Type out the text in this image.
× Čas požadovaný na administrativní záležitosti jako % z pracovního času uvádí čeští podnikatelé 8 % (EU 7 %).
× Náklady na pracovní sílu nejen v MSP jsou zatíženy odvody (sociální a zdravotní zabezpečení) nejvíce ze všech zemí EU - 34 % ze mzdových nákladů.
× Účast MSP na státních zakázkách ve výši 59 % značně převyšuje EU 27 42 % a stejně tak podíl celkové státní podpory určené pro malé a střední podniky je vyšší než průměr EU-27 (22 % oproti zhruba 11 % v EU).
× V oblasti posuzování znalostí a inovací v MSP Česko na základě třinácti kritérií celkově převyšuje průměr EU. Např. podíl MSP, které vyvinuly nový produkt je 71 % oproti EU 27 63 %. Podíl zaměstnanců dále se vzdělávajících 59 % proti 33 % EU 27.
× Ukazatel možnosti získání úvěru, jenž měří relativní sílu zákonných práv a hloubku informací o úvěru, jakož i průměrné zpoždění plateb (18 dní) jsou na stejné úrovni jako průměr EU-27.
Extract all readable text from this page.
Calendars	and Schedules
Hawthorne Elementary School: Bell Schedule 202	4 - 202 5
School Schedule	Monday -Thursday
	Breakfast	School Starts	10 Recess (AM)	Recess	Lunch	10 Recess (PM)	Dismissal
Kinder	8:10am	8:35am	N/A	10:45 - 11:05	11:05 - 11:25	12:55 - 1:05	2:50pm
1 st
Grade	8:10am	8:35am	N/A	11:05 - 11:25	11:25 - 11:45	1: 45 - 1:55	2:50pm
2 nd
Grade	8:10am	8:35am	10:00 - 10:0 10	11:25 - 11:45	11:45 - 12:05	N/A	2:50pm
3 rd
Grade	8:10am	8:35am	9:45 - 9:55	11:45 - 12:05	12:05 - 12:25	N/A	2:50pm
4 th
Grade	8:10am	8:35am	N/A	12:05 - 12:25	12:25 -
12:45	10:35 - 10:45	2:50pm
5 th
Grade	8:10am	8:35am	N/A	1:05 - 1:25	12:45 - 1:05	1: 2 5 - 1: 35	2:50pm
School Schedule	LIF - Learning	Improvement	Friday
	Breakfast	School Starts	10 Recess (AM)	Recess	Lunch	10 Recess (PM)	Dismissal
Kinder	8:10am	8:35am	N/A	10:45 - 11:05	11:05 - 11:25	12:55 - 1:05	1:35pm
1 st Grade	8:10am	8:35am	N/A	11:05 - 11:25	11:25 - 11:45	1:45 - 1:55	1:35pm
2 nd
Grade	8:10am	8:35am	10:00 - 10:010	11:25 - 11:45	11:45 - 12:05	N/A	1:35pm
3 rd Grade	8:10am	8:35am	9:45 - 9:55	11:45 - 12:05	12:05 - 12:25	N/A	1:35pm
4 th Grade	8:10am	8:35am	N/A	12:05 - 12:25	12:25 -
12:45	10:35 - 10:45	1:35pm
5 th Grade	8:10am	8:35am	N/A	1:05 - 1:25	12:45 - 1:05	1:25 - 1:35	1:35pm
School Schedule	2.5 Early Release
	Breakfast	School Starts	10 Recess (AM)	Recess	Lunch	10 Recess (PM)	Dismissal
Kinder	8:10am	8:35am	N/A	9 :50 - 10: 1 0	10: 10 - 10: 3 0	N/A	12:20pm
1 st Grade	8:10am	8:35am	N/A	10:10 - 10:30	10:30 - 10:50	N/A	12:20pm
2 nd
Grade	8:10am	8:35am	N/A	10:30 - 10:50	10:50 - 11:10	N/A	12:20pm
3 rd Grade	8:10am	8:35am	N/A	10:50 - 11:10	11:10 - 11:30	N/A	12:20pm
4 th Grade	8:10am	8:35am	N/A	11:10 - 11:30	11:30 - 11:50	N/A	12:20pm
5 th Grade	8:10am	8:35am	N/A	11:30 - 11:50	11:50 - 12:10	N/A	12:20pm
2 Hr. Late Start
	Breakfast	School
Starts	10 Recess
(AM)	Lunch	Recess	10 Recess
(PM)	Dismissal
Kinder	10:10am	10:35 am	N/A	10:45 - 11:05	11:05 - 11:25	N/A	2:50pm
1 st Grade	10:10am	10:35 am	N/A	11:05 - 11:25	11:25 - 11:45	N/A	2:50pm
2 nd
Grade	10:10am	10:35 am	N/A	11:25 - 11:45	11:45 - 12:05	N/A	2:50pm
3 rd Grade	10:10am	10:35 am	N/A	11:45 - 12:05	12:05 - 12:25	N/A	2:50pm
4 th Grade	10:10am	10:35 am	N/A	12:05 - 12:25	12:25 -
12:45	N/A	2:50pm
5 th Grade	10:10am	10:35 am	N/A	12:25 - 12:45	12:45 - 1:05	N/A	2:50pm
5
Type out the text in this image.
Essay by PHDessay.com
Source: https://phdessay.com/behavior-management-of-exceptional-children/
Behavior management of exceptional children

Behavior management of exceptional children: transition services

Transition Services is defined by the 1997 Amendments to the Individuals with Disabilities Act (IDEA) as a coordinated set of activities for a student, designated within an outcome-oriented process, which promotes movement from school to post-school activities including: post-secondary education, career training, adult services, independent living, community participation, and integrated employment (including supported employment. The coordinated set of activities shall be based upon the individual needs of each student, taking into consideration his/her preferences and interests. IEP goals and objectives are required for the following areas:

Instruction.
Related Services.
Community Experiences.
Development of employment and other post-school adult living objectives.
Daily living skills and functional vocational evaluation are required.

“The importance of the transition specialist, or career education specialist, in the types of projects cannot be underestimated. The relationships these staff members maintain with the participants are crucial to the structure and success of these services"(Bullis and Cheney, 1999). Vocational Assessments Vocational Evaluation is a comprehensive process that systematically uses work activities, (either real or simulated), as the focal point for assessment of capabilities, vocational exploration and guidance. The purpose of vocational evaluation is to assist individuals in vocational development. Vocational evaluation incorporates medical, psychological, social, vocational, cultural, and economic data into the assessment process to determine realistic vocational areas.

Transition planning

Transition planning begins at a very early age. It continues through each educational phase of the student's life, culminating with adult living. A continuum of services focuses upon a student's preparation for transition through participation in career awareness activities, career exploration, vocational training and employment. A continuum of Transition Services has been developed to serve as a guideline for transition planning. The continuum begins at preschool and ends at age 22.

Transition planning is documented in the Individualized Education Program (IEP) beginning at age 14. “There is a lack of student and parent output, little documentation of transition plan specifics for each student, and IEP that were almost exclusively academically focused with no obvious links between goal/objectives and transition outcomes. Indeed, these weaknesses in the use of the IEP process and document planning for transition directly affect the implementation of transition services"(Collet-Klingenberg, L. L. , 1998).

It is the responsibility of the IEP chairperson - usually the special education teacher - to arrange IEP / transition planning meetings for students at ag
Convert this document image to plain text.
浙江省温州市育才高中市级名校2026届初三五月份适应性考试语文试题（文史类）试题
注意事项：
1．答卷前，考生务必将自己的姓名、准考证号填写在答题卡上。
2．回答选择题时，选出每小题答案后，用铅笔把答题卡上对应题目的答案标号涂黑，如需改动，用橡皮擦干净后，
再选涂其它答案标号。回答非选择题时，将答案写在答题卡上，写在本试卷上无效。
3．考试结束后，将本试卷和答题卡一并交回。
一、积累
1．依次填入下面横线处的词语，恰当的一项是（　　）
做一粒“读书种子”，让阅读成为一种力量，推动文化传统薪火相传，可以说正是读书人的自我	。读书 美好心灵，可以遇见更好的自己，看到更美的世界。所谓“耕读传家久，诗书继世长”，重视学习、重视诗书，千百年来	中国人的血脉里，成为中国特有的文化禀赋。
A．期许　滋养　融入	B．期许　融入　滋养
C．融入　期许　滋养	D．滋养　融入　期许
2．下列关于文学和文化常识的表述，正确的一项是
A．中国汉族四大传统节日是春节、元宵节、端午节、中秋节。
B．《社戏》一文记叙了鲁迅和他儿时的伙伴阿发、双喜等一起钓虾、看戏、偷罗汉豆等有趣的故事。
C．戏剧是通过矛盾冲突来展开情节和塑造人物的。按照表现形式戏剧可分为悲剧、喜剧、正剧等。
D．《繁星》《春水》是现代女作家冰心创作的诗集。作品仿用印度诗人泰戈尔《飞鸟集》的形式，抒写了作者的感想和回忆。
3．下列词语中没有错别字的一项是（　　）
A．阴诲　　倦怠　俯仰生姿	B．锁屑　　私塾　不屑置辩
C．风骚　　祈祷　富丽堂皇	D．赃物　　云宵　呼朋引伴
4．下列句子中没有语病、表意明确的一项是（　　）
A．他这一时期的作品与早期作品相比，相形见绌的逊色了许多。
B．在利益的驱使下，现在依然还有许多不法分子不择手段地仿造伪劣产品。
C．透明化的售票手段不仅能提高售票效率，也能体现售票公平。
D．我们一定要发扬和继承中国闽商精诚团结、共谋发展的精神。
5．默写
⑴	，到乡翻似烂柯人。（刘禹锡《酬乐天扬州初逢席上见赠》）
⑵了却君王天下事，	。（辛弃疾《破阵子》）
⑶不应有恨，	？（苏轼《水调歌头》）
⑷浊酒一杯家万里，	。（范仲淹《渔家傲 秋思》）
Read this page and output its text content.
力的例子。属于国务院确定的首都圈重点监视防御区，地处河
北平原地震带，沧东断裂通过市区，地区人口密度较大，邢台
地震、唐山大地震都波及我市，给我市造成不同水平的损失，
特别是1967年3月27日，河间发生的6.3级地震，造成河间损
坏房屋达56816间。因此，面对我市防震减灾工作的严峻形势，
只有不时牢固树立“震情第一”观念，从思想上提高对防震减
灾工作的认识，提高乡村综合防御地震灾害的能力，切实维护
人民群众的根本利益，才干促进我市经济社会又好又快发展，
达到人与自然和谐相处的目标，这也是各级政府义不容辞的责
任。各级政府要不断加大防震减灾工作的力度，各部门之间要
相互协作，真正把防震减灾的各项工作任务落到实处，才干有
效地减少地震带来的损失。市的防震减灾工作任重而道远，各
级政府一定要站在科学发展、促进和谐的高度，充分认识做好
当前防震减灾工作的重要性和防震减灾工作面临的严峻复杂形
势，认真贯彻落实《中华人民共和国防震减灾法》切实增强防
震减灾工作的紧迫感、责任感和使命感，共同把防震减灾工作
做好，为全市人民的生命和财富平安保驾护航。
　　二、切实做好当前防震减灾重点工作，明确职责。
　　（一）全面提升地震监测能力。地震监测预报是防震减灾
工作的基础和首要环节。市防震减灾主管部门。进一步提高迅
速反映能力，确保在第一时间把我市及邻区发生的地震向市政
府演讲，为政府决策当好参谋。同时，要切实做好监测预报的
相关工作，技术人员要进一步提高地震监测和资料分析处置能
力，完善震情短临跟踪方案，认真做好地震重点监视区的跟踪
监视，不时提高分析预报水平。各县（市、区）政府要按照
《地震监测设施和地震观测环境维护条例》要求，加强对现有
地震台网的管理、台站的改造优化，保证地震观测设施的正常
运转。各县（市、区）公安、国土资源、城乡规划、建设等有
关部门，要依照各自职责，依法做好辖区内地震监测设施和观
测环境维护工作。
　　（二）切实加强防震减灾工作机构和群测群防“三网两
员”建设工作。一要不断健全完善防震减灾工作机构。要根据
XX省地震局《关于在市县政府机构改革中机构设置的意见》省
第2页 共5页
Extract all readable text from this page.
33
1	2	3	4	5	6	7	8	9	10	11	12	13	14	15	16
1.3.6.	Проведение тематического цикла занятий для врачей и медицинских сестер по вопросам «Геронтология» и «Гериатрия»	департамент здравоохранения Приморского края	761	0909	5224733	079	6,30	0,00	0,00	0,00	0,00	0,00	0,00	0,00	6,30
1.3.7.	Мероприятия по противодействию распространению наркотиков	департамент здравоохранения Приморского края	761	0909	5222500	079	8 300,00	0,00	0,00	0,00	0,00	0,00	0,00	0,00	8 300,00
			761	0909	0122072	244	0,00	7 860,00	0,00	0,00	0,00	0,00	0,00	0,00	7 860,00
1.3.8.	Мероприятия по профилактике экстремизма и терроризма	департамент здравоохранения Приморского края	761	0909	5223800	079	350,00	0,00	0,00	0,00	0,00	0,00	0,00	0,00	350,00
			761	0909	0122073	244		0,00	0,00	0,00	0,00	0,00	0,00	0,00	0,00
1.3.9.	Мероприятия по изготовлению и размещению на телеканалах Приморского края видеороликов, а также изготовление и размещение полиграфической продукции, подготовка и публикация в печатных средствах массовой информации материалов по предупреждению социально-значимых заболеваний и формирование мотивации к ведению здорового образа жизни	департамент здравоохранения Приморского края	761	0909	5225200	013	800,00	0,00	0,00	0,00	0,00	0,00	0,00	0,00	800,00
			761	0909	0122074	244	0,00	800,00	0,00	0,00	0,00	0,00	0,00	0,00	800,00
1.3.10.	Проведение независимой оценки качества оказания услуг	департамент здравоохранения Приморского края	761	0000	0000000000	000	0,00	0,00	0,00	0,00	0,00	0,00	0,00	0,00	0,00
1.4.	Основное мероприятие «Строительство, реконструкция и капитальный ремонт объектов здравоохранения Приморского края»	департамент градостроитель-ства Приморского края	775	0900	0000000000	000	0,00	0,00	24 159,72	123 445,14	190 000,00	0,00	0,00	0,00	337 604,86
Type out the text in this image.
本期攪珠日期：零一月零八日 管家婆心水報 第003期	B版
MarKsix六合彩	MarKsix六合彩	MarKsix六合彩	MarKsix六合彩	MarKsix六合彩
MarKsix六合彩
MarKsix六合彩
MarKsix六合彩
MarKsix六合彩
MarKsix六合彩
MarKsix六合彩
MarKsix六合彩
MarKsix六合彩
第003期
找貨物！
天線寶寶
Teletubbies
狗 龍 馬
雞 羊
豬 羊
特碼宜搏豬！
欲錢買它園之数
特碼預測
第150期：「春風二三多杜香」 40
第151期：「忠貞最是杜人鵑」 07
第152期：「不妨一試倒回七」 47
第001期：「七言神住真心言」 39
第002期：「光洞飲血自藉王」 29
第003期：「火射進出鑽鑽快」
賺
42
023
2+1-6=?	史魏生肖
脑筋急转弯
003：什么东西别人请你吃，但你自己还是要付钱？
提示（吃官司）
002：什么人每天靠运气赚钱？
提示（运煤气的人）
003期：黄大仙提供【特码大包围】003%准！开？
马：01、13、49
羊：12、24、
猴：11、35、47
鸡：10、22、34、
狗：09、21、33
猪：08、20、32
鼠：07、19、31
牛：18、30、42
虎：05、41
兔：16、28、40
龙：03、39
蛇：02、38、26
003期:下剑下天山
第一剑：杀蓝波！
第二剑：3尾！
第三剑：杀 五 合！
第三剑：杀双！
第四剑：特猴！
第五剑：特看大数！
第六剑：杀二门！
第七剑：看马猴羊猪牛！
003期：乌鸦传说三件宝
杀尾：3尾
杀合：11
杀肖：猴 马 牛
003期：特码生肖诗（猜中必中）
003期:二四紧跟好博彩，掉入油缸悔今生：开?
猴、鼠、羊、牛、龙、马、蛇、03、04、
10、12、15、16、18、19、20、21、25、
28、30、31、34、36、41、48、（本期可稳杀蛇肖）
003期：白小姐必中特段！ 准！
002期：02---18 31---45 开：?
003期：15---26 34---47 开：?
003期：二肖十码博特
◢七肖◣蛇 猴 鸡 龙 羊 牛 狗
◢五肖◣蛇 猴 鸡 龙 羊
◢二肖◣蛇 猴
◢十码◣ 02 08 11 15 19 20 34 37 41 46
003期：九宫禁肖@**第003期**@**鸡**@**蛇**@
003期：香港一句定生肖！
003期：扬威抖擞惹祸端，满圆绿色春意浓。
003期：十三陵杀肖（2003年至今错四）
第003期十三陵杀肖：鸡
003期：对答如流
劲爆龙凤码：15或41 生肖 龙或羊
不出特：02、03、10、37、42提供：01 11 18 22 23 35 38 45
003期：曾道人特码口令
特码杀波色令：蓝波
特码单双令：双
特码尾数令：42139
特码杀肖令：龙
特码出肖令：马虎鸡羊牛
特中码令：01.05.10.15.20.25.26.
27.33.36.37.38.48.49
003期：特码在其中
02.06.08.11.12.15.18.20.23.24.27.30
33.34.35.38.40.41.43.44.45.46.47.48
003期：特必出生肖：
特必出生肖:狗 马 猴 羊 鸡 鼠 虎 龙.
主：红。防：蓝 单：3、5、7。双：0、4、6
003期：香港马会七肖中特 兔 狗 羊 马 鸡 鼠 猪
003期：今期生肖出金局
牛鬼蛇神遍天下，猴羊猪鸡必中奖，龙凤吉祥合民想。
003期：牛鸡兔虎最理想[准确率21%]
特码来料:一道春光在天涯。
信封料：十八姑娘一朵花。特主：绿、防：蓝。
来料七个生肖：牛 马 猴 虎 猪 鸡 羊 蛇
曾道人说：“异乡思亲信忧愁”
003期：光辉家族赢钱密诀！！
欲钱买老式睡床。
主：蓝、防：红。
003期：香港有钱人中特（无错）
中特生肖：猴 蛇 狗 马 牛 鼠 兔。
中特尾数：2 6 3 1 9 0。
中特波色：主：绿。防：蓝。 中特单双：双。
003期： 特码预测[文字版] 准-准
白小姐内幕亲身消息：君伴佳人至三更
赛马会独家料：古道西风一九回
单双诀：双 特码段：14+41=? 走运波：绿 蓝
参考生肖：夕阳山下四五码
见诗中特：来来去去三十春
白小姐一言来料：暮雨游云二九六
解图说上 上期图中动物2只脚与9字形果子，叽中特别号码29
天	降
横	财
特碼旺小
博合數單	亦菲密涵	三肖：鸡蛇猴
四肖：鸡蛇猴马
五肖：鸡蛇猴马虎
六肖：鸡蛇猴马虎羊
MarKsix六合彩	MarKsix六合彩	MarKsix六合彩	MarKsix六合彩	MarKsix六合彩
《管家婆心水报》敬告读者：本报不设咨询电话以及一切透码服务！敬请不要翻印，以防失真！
========
- Task requirements: Go through the records and show every line with the string "Проведение" in it.

- Answer to the problem:
1.3.6.	Проведение тематического цикла занятий для врачей и медицинских сестер по вопросам «Геронтология» и «Гериатрия»	департамент здравоохранения Приморского края	761	0909	5224733	079	6,30	0,00	0,00	0,00	0,00	0,00	0,00	0,00	6,30
1.3.10.	Проведение независимой оценки качества оказания услуг	департамент здравоохранения Приморского края	761	0000	0000000000	000	0,00	0,00	0,00	0,00	0,00	0,00	0,00	0,00	0,00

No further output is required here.